» **PROBLEM TO WORK ON**:
Go through the records line by line and work out how many lines hold the word "rank". Answer with the number only.

» **RECORD LIST**:
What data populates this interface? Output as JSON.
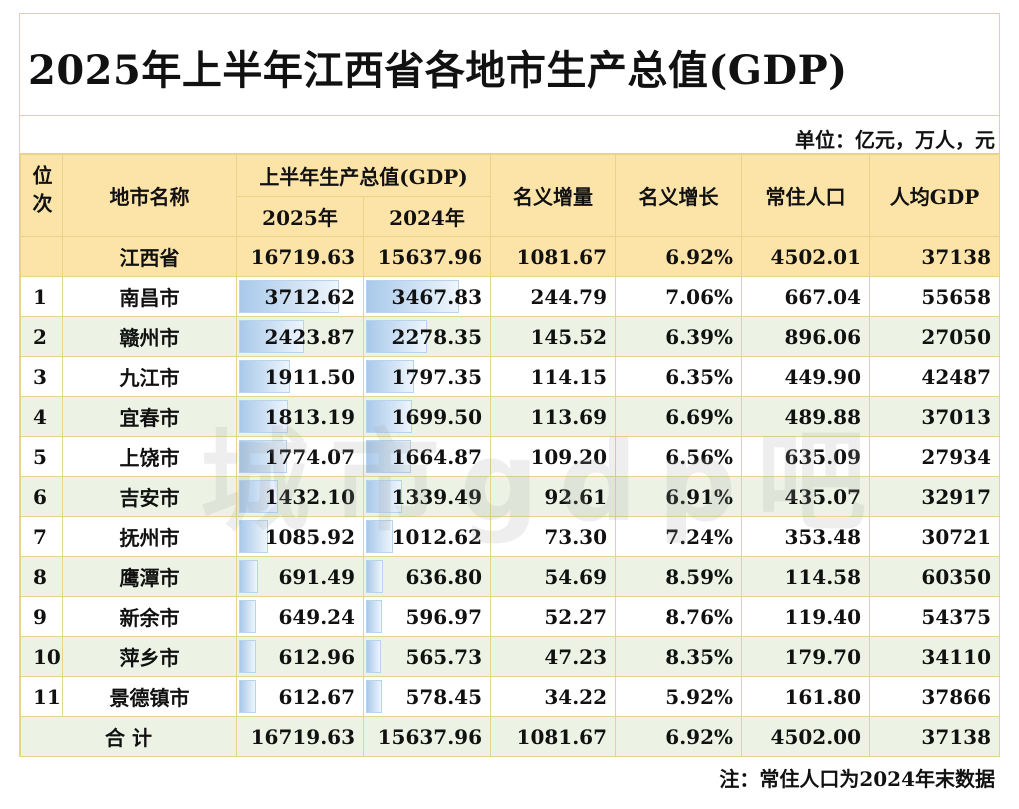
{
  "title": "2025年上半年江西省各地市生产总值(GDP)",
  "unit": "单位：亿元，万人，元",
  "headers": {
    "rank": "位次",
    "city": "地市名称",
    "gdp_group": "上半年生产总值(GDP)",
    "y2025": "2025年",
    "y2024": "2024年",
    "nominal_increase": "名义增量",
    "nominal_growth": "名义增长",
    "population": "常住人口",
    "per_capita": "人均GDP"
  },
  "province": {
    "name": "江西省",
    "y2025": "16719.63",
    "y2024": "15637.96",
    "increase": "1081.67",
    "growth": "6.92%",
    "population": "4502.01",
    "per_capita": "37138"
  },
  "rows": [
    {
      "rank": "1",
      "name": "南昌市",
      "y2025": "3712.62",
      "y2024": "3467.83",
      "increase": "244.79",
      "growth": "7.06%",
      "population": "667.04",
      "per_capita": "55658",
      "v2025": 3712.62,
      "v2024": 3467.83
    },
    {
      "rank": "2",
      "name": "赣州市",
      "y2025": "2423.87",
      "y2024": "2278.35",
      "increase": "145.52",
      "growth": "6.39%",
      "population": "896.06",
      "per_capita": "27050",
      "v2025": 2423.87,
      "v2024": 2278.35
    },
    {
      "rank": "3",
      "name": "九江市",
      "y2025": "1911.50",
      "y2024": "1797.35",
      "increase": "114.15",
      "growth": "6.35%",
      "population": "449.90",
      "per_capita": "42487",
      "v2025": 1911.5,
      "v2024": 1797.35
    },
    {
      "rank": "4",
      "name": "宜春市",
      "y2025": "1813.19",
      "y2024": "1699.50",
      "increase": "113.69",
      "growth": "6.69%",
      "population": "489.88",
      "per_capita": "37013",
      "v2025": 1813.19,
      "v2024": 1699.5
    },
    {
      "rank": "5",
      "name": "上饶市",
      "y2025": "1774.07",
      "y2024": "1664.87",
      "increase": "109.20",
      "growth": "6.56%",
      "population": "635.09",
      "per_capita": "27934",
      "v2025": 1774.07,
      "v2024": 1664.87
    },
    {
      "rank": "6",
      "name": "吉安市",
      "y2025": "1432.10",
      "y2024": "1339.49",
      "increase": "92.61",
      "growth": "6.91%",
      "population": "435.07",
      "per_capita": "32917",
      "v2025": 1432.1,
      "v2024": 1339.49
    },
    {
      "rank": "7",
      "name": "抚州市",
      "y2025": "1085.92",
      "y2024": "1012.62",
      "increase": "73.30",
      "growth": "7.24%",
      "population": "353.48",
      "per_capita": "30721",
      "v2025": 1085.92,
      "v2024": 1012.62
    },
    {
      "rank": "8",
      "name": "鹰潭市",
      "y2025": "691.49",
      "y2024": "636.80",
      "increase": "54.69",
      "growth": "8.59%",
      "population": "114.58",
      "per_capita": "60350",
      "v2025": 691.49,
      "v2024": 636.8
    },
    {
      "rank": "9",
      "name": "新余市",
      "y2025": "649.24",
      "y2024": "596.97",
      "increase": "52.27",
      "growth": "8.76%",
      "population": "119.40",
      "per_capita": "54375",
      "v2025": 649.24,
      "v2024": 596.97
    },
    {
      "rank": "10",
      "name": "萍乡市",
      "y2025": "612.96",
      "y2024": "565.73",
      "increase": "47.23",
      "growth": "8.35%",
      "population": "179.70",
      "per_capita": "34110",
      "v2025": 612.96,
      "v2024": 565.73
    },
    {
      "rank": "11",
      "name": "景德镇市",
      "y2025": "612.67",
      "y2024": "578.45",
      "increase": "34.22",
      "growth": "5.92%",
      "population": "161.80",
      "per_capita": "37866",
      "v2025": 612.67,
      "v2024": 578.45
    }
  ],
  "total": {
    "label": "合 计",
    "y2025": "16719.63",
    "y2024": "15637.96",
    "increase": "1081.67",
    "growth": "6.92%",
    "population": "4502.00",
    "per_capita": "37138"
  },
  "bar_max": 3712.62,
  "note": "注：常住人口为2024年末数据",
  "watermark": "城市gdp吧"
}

» **RESPONSE FOR THIS EXERCISE**:
12